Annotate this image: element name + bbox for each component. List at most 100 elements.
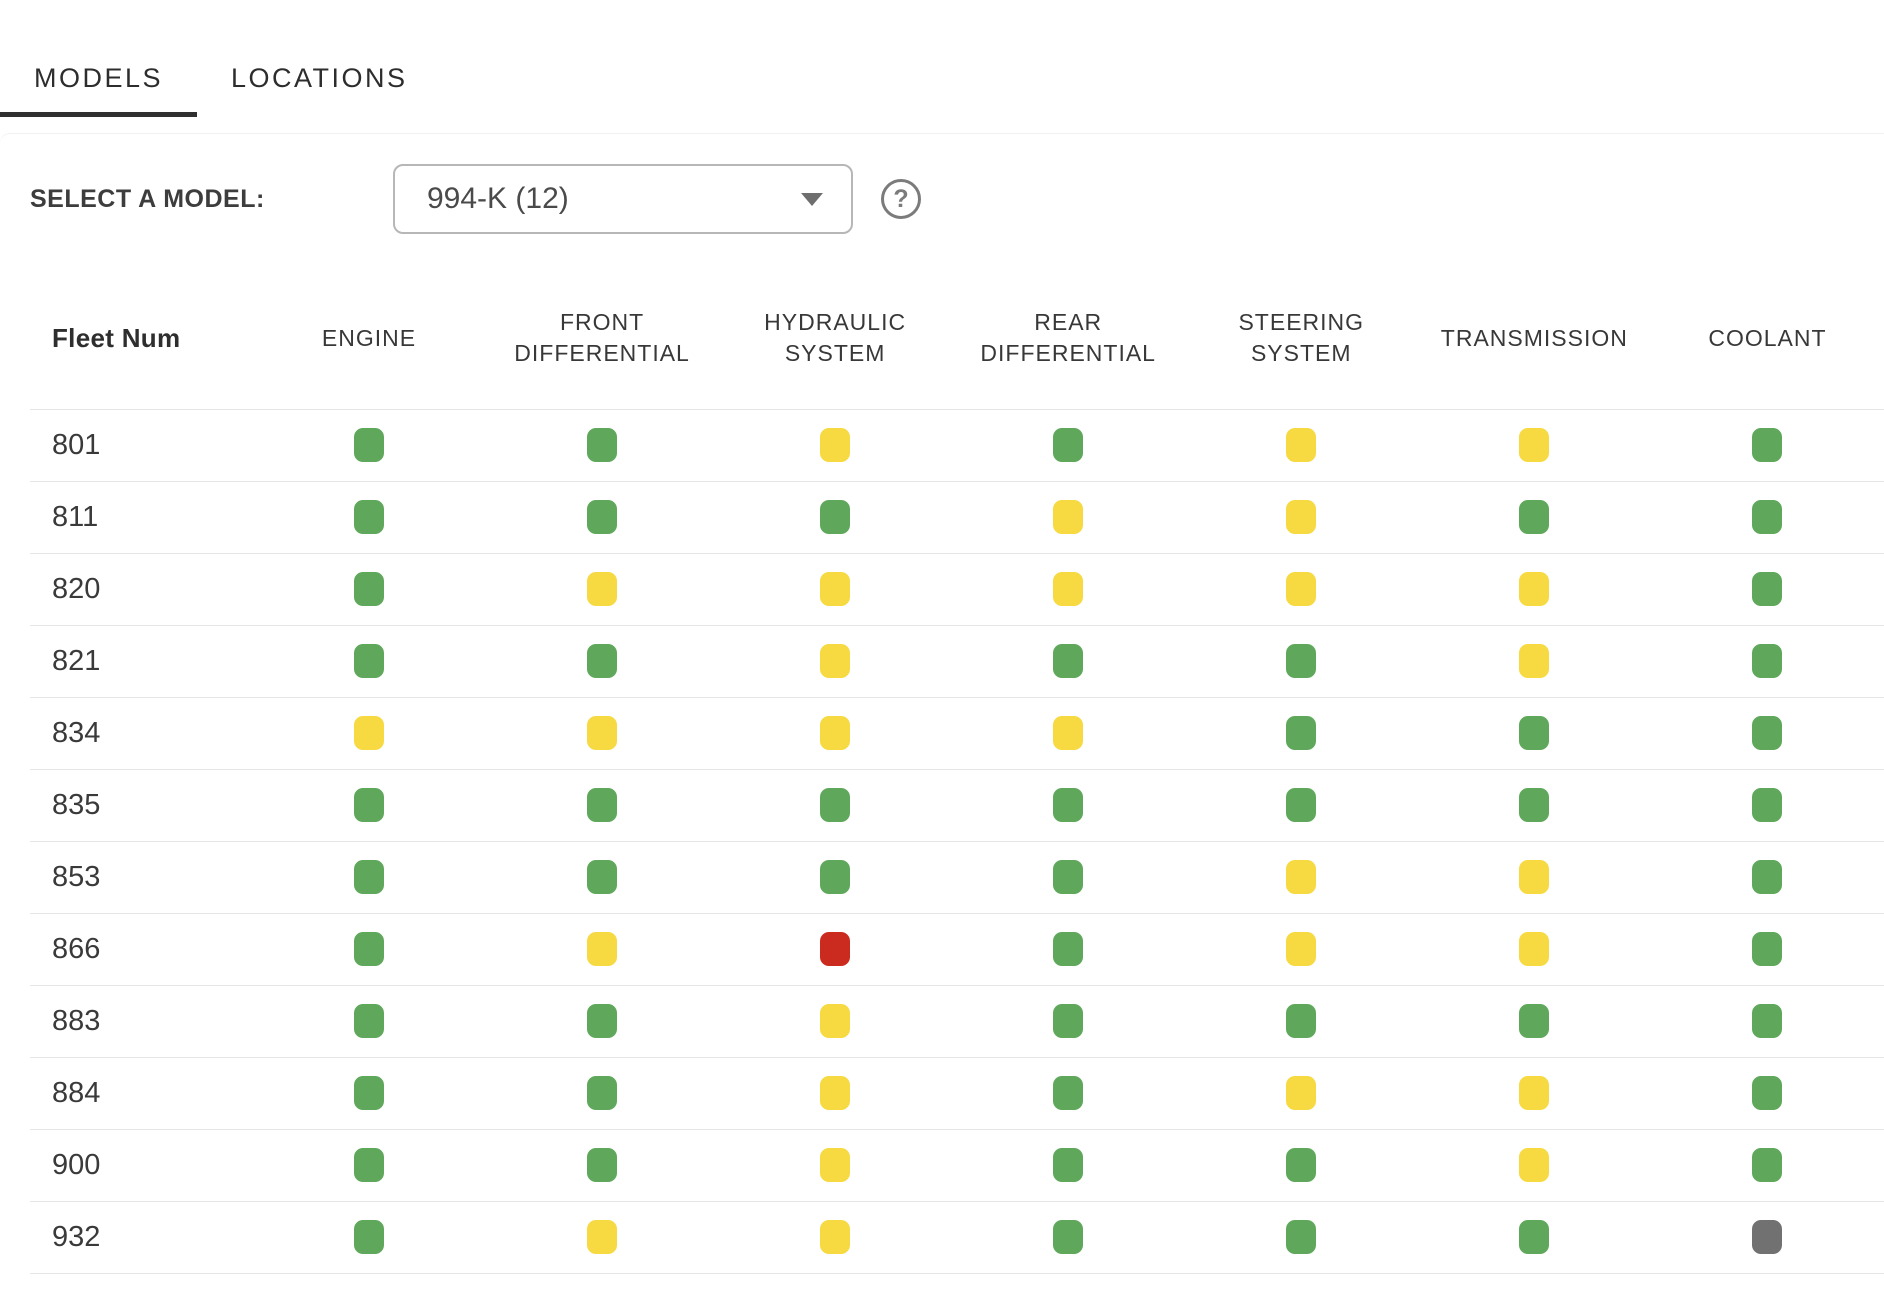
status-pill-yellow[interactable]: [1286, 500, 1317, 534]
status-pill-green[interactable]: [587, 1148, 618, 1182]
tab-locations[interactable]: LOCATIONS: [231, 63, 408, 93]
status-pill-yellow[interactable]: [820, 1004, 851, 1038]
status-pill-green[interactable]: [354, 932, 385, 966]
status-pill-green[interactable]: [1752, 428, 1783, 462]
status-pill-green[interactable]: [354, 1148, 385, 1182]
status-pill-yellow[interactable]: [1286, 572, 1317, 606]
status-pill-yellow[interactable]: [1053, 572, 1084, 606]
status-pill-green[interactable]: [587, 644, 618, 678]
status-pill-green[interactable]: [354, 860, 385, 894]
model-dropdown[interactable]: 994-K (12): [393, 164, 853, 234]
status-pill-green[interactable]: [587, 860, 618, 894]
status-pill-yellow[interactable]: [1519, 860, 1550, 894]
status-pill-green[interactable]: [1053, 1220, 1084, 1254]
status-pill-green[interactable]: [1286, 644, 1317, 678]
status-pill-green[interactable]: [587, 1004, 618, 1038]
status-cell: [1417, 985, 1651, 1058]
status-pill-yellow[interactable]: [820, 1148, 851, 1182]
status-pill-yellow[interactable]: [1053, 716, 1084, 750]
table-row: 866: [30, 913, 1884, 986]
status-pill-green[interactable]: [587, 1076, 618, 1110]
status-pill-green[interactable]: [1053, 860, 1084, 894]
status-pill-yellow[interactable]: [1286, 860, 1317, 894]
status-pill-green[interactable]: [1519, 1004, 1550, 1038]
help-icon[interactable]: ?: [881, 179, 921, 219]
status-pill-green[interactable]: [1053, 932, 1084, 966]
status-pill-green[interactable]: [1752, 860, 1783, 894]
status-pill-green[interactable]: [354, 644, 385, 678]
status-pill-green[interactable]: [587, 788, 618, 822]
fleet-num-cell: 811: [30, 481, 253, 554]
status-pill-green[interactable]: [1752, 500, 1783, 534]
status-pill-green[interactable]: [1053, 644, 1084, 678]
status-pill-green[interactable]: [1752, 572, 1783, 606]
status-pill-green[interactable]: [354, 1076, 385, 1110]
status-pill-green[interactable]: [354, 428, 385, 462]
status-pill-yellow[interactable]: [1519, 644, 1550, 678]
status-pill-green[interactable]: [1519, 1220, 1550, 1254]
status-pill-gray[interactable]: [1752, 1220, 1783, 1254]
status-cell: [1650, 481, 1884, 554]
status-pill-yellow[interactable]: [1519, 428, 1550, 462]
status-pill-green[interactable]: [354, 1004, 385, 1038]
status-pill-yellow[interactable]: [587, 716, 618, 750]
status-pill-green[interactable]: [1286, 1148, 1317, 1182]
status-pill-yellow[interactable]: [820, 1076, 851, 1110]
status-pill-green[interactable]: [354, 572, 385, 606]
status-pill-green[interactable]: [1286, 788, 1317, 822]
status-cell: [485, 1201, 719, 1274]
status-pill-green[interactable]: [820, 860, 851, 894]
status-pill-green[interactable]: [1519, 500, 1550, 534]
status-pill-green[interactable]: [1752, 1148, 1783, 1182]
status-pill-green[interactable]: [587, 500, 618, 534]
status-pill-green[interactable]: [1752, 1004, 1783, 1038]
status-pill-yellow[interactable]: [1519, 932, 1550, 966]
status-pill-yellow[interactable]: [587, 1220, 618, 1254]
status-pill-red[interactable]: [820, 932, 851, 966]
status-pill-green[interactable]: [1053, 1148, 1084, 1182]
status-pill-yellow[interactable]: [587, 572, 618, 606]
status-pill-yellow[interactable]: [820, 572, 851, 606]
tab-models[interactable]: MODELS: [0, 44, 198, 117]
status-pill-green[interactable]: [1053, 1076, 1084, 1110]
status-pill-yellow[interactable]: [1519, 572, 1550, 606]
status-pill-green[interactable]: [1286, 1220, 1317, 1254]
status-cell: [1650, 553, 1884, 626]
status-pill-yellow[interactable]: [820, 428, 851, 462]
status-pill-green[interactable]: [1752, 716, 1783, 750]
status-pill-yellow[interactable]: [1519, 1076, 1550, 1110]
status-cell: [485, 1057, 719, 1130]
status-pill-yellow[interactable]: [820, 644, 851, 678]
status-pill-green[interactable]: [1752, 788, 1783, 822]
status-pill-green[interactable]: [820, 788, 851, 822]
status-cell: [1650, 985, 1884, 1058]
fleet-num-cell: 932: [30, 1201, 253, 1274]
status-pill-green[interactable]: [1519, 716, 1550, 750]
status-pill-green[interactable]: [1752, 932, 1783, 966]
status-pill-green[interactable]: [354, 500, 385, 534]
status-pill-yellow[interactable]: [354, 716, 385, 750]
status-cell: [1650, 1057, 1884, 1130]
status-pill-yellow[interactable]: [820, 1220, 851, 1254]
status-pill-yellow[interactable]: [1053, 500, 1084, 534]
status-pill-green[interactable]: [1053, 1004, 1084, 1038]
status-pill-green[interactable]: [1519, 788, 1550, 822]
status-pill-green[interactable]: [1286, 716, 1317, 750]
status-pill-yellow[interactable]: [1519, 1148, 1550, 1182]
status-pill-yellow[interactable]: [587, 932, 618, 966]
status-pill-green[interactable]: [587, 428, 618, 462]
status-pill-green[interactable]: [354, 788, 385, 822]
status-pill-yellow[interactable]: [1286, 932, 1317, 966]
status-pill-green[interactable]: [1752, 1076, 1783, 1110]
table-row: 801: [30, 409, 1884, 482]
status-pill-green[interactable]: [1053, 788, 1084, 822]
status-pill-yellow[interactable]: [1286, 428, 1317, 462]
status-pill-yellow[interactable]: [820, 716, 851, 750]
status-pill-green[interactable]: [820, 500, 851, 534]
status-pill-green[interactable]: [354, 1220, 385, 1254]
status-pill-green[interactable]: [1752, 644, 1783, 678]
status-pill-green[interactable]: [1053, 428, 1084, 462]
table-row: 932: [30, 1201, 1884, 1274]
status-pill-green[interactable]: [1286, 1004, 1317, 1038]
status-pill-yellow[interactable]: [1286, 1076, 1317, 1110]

REQUIREMENT: Rewrite these lines with "bbox" renamed to "bounding box" and leave everything else the same. Omit the pictures.

WRITTEN RESPONSE:
Annotate this image: element name + bounding box for each component. List at most 100 elements.
status-pill-yellow[interactable]: [1286, 500, 1317, 534]
status-pill-green[interactable]: [587, 1148, 618, 1182]
tab-locations[interactable]: LOCATIONS: [231, 63, 408, 93]
status-pill-yellow[interactable]: [820, 1004, 851, 1038]
status-pill-green[interactable]: [354, 932, 385, 966]
status-pill-green[interactable]: [1752, 428, 1783, 462]
status-pill-green[interactable]: [354, 1148, 385, 1182]
status-pill-yellow[interactable]: [1286, 572, 1317, 606]
status-pill-yellow[interactable]: [1053, 572, 1084, 606]
status-pill-green[interactable]: [587, 644, 618, 678]
status-pill-green[interactable]: [354, 860, 385, 894]
model-dropdown[interactable]: 994-K (12): [393, 164, 853, 234]
status-pill-green[interactable]: [587, 860, 618, 894]
status-pill-yellow[interactable]: [1519, 860, 1550, 894]
status-pill-green[interactable]: [1053, 1220, 1084, 1254]
status-pill-green[interactable]: [1286, 644, 1317, 678]
status-pill-green[interactable]: [587, 1004, 618, 1038]
status-cell: [1417, 985, 1651, 1058]
status-pill-yellow[interactable]: [820, 1148, 851, 1182]
status-pill-yellow[interactable]: [1053, 716, 1084, 750]
table-row: 866: [30, 913, 1884, 986]
status-pill-green[interactable]: [587, 1076, 618, 1110]
status-pill-green[interactable]: [1053, 860, 1084, 894]
status-pill-yellow[interactable]: [1286, 860, 1317, 894]
status-pill-green[interactable]: [1519, 1004, 1550, 1038]
help-icon[interactable]: ?: [881, 179, 921, 219]
status-pill-green[interactable]: [1053, 932, 1084, 966]
status-pill-green[interactable]: [1752, 860, 1783, 894]
status-pill-green[interactable]: [354, 644, 385, 678]
status-pill-green[interactable]: [587, 788, 618, 822]
fleet-num-cell: 811: [30, 481, 253, 554]
status-pill-green[interactable]: [1752, 500, 1783, 534]
status-pill-green[interactable]: [1053, 644, 1084, 678]
status-pill-green[interactable]: [1752, 572, 1783, 606]
status-pill-green[interactable]: [354, 1076, 385, 1110]
status-pill-green[interactable]: [354, 428, 385, 462]
status-pill-yellow[interactable]: [1519, 644, 1550, 678]
status-pill-green[interactable]: [1519, 1220, 1550, 1254]
status-pill-gray[interactable]: [1752, 1220, 1783, 1254]
status-cell: [1650, 481, 1884, 554]
status-pill-yellow[interactable]: [1519, 428, 1550, 462]
status-pill-green[interactable]: [354, 1004, 385, 1038]
status-pill-yellow[interactable]: [587, 716, 618, 750]
status-pill-green[interactable]: [1286, 1148, 1317, 1182]
status-pill-yellow[interactable]: [820, 1076, 851, 1110]
status-pill-green[interactable]: [354, 572, 385, 606]
status-pill-green[interactable]: [1286, 788, 1317, 822]
status-cell: [485, 1201, 719, 1274]
status-pill-green[interactable]: [820, 860, 851, 894]
status-pill-green[interactable]: [1519, 500, 1550, 534]
status-pill-green[interactable]: [1752, 1148, 1783, 1182]
status-pill-green[interactable]: [587, 500, 618, 534]
status-pill-green[interactable]: [1752, 1004, 1783, 1038]
status-pill-yellow[interactable]: [1519, 932, 1550, 966]
status-pill-yellow[interactable]: [587, 1220, 618, 1254]
status-pill-red[interactable]: [820, 932, 851, 966]
status-pill-green[interactable]: [1053, 1148, 1084, 1182]
status-pill-yellow[interactable]: [587, 572, 618, 606]
status-pill-yellow[interactable]: [820, 572, 851, 606]
tab-models[interactable]: MODELS: [0, 44, 198, 117]
status-pill-green[interactable]: [1053, 1076, 1084, 1110]
status-pill-yellow[interactable]: [1519, 572, 1550, 606]
status-pill-green[interactable]: [1286, 1220, 1317, 1254]
status-cell: [1650, 553, 1884, 626]
status-pill-yellow[interactable]: [820, 428, 851, 462]
status-pill-green[interactable]: [1752, 716, 1783, 750]
status-pill-yellow[interactable]: [1519, 1076, 1550, 1110]
status-cell: [485, 1057, 719, 1130]
status-pill-yellow[interactable]: [820, 644, 851, 678]
status-pill-green[interactable]: [1752, 788, 1783, 822]
status-pill-green[interactable]: [820, 788, 851, 822]
status-cell: [1650, 985, 1884, 1058]
fleet-num-cell: 932: [30, 1201, 253, 1274]
status-pill-green[interactable]: [1519, 716, 1550, 750]
status-pill-green[interactable]: [1752, 932, 1783, 966]
status-pill-green[interactable]: [354, 500, 385, 534]
status-pill-yellow[interactable]: [354, 716, 385, 750]
status-cell: [1650, 1057, 1884, 1130]
status-pill-yellow[interactable]: [820, 1220, 851, 1254]
status-pill-yellow[interactable]: [1053, 500, 1084, 534]
status-pill-green[interactable]: [1053, 1004, 1084, 1038]
status-pill-green[interactable]: [1519, 788, 1550, 822]
status-pill-green[interactable]: [1286, 716, 1317, 750]
status-pill-yellow[interactable]: [1519, 1148, 1550, 1182]
status-pill-yellow[interactable]: [587, 932, 618, 966]
status-pill-green[interactable]: [587, 428, 618, 462]
status-pill-green[interactable]: [354, 788, 385, 822]
status-pill-yellow[interactable]: [1286, 932, 1317, 966]
status-pill-green[interactable]: [1752, 1076, 1783, 1110]
table-row: 801: [30, 409, 1884, 482]
status-pill-green[interactable]: [1053, 788, 1084, 822]
status-pill-yellow[interactable]: [1286, 428, 1317, 462]
status-pill-yellow[interactable]: [820, 716, 851, 750]
status-pill-green[interactable]: [820, 500, 851, 534]
status-pill-green[interactable]: [354, 1220, 385, 1254]
status-pill-green[interactable]: [1752, 644, 1783, 678]
status-pill-green[interactable]: [1053, 428, 1084, 462]
table-row: 932: [30, 1201, 1884, 1274]
status-pill-green[interactable]: [1286, 1004, 1317, 1038]
status-pill-yellow[interactable]: [1286, 1076, 1317, 1110]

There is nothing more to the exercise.